§ **WHAT THE EXERCISE ASKS**
Print the data exactly as it is given, please.

-- start EXERCISE INPUT --

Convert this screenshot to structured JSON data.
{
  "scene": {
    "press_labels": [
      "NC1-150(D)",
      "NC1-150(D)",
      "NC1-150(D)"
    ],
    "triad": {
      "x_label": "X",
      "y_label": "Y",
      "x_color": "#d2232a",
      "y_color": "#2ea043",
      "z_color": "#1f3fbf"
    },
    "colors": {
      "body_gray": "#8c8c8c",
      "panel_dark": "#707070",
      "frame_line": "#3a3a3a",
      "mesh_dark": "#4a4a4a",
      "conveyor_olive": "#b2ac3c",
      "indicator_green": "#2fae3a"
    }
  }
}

-- end EXERCISE INPUT --

§ **EXERCISE ANSWER**
Convert this screenshot to structured JSON data.
{
  "scene": {
    "press_labels": [
      "NC1-150(D)",
      "NC1-150(D)",
      "NC1-150(D)"
    ],
    "triad": {
      "x_label": "X",
      "y_label": "Y",
      "x_color": "#d2232a",
      "y_color": "#2ea043",
      "z_color": "#1f3fbf"
    },
    "colors": {
      "body_gray": "#8c8c8c",
      "panel_dark": "#707070",
      "frame_line": "#3a3a3a",
      "mesh_dark": "#4a4a4a",
      "conveyor_olive": "#b2ac3c",
      "indicator_green": "#2fae3a"
    }
  }
}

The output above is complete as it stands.